Stored entries:
★ ★ ★ ★ ★ ★ ★
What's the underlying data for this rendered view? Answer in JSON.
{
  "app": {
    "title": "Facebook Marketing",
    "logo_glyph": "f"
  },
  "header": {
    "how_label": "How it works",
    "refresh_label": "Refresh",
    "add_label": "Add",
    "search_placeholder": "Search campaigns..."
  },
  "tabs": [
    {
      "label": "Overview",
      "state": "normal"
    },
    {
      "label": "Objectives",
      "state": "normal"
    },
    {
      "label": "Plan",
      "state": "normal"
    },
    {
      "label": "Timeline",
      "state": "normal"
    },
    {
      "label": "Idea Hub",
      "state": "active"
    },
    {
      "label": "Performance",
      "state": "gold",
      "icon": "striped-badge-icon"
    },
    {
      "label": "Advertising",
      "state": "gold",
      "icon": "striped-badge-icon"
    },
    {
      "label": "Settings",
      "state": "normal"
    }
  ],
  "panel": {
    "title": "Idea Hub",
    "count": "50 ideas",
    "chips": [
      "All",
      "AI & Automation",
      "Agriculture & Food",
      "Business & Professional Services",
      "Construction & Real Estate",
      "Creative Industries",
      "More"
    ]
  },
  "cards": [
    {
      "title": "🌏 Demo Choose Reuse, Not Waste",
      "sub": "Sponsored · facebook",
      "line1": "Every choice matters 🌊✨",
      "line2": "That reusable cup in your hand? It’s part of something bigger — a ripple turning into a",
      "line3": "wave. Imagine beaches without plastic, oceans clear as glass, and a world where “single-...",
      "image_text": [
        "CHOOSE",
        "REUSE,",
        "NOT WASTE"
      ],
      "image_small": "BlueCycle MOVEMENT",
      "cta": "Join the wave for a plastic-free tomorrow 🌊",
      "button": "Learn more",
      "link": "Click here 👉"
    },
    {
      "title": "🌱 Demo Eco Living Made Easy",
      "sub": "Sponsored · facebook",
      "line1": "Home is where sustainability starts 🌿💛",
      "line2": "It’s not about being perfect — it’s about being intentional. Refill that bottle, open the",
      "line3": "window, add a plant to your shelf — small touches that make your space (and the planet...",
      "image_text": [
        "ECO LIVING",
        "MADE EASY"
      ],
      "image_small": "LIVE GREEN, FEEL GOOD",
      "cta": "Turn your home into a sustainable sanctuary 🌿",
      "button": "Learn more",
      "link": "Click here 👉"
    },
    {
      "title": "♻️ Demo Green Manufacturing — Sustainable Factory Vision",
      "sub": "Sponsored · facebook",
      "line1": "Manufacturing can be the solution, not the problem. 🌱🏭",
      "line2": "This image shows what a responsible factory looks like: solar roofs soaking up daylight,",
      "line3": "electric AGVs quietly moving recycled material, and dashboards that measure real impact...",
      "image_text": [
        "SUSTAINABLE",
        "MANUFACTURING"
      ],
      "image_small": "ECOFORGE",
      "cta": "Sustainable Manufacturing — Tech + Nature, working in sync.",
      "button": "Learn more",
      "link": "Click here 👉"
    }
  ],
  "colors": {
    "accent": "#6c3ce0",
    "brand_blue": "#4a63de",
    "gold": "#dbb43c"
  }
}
★ ★ ★ ★ ★ ★ ★
**Instructions for the task**
All of the records must be retyped exactly as they are.

**Output of the exercise**
What's the underlying data for this rendered view? Answer in JSON.
{
  "app": {
    "title": "Facebook Marketing",
    "logo_glyph": "f"
  },
  "header": {
    "how_label": "How it works",
    "refresh_label": "Refresh",
    "add_label": "Add",
    "search_placeholder": "Search campaigns..."
  },
  "tabs": [
    {
      "label": "Overview",
      "state": "normal"
    },
    {
      "label": "Objectives",
      "state": "normal"
    },
    {
      "label": "Plan",
      "state": "normal"
    },
    {
      "label": "Timeline",
      "state": "normal"
    },
    {
      "label": "Idea Hub",
      "state": "active"
    },
    {
      "label": "Performance",
      "state": "gold",
      "icon": "striped-badge-icon"
    },
    {
      "label": "Advertising",
      "state": "gold",
      "icon": "striped-badge-icon"
    },
    {
      "label": "Settings",
      "state": "normal"
    }
  ],
  "panel": {
    "title": "Idea Hub",
    "count": "50 ideas",
    "chips": [
      "All",
      "AI & Automation",
      "Agriculture & Food",
      "Business & Professional Services",
      "Construction & Real Estate",
      "Creative Industries",
      "More"
    ]
  },
  "cards": [
    {
      "title": "🌏 Demo Choose Reuse, Not Waste",
      "sub": "Sponsored · facebook",
      "line1": "Every choice matters 🌊✨",
      "line2": "That reusable cup in your hand? It’s part of something bigger — a ripple turning into a",
      "line3": "wave. Imagine beaches without plastic, oceans clear as glass, and a world where “single-...",
      "image_text": [
        "CHOOSE",
        "REUSE,",
        "NOT WASTE"
      ],
      "image_small": "BlueCycle MOVEMENT",
      "cta": "Join the wave for a plastic-free tomorrow 🌊",
      "button": "Learn more",
      "link": "Click here 👉"
    },
    {
      "title": "🌱 Demo Eco Living Made Easy",
      "sub": "Sponsored · facebook",
      "line1": "Home is where sustainability starts 🌿💛",
      "line2": "It’s not about being perfect — it’s about being intentional. Refill that bottle, open the",
      "line3": "window, add a plant to your shelf — small touches that make your space (and the planet...",
      "image_text": [
        "ECO LIVING",
        "MADE EASY"
      ],
      "image_small": "LIVE GREEN, FEEL GOOD",
      "cta": "Turn your home into a sustainable sanctuary 🌿",
      "button": "Learn more",
      "link": "Click here 👉"
    },
    {
      "title": "♻️ Demo Green Manufacturing — Sustainable Factory Vision",
      "sub": "Sponsored · facebook",
      "line1": "Manufacturing can be the solution, not the problem. 🌱🏭",
      "line2": "This image shows what a responsible factory looks like: solar roofs soaking up daylight,",
      "line3": "electric AGVs quietly moving recycled material, and dashboards that measure real impact...",
      "image_text": [
        "SUSTAINABLE",
        "MANUFACTURING"
      ],
      "image_small": "ECOFORGE",
      "cta": "Sustainable Manufacturing — Tech + Nature, working in sync.",
      "button": "Learn more",
      "link": "Click here 👉"
    }
  ],
  "colors": {
    "accent": "#6c3ce0",
    "brand_blue": "#4a63de",
    "gold": "#dbb43c"
  }
}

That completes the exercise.